WORK TO BE COMPLETED:
Send back all the data below, exactly as given.

SOURCE MATERIAL:
○ ○ ○ ○ ○ ○ ○
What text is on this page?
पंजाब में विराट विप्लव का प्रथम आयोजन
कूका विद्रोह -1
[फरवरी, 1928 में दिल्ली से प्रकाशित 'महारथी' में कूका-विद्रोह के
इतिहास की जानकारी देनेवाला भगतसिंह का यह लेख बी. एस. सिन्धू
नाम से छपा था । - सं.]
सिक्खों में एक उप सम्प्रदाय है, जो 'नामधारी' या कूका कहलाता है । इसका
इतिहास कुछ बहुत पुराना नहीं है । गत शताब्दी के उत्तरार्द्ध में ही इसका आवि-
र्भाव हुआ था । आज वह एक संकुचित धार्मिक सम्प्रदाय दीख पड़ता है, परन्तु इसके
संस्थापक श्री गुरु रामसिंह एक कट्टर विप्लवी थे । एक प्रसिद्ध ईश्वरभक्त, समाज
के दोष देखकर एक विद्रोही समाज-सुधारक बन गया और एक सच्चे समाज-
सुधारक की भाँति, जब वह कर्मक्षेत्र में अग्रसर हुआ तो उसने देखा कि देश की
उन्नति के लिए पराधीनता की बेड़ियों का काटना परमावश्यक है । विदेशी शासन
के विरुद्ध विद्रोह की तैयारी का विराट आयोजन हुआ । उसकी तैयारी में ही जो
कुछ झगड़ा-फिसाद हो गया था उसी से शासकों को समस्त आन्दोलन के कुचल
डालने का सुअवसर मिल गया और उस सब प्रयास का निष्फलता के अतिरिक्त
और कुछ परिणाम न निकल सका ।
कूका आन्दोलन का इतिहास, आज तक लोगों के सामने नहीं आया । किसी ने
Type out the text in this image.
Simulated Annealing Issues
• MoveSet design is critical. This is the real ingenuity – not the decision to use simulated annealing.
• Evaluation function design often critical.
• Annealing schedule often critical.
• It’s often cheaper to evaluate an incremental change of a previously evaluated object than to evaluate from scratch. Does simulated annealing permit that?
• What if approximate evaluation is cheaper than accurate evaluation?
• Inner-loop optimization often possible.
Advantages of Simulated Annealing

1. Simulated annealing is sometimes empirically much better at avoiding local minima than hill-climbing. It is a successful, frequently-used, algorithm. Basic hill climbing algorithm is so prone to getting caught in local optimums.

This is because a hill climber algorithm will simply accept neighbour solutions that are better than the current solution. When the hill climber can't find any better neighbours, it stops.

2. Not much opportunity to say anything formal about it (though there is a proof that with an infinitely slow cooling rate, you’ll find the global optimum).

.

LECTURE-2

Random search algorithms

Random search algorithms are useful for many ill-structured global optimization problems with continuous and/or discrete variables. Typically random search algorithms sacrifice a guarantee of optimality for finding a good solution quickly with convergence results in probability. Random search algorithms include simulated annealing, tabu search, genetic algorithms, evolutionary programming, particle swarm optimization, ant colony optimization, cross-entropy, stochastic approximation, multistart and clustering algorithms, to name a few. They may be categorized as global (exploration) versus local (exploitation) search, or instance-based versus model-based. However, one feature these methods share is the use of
○ ○ ○ ○ ○ ○ ○
CORRECT RESPONSE:
What text is on this page?
पंजाब में विराट विप्लव का प्रथम आयोजन
कूका विद्रोह -1
[फरवरी, 1928 में दिल्ली से प्रकाशित 'महारथी' में कूका-विद्रोह के
इतिहास की जानकारी देनेवाला भगतसिंह का यह लेख बी. एस. सिन्धू
नाम से छपा था । - सं.]
सिक्खों में एक उप सम्प्रदाय है, जो 'नामधारी' या कूका कहलाता है । इसका
इतिहास कुछ बहुत पुराना नहीं है । गत शताब्दी के उत्तरार्द्ध में ही इसका आवि-
र्भाव हुआ था । आज वह एक संकुचित धार्मिक सम्प्रदाय दीख पड़ता है, परन्तु इसके
संस्थापक श्री गुरु रामसिंह एक कट्टर विप्लवी थे । एक प्रसिद्ध ईश्वरभक्त, समाज
के दोष देखकर एक विद्रोही समाज-सुधारक बन गया और एक सच्चे समाज-
सुधारक की भाँति, जब वह कर्मक्षेत्र में अग्रसर हुआ तो उसने देखा कि देश की
उन्नति के लिए पराधीनता की बेड़ियों का काटना परमावश्यक है । विदेशी शासन
के विरुद्ध विद्रोह की तैयारी का विराट आयोजन हुआ । उसकी तैयारी में ही जो
कुछ झगड़ा-फिसाद हो गया था उसी से शासकों को समस्त आन्दोलन के कुचल
डालने का सुअवसर मिल गया और उस सब प्रयास का निष्फलता के अतिरिक्त
और कुछ परिणाम न निकल सका ।
कूका आन्दोलन का इतिहास, आज तक लोगों के सामने नहीं आया । किसी ने
Type out the text in this image.
Simulated Annealing Issues
• MoveSet design is critical. This is the real ingenuity – not the decision to use simulated annealing.
• Evaluation function design often critical.
• Annealing schedule often critical.
• It’s often cheaper to evaluate an incremental change of a previously evaluated object than to evaluate from scratch. Does simulated annealing permit that?
• What if approximate evaluation is cheaper than accurate evaluation?
• Inner-loop optimization often possible.
Advantages of Simulated Annealing

1. Simulated annealing is sometimes empirically much better at avoiding local minima than hill-climbing. It is a successful, frequently-used, algorithm. Basic hill climbing algorithm is so prone to getting caught in local optimums.

This is because a hill climber algorithm will simply accept neighbour solutions that are better than the current solution. When the hill climber can't find any better neighbours, it stops.

2. Not much opportunity to say anything formal about it (though there is a proof that with an infinitely slow cooling rate, you’ll find the global optimum).

.

LECTURE-2

Random search algorithms

Random search algorithms are useful for many ill-structured global optimization problems with continuous and/or discrete variables. Typically random search algorithms sacrifice a guarantee of optimality for finding a good solution quickly with convergence results in probability. Random search algorithms include simulated annealing, tabu search, genetic algorithms, evolutionary programming, particle swarm optimization, ant colony optimization, cross-entropy, stochastic approximation, multistart and clustering algorithms, to name a few. They may be categorized as global (exploration) versus local (exploitation) search, or instance-based versus model-based. However, one feature these methods share is the use of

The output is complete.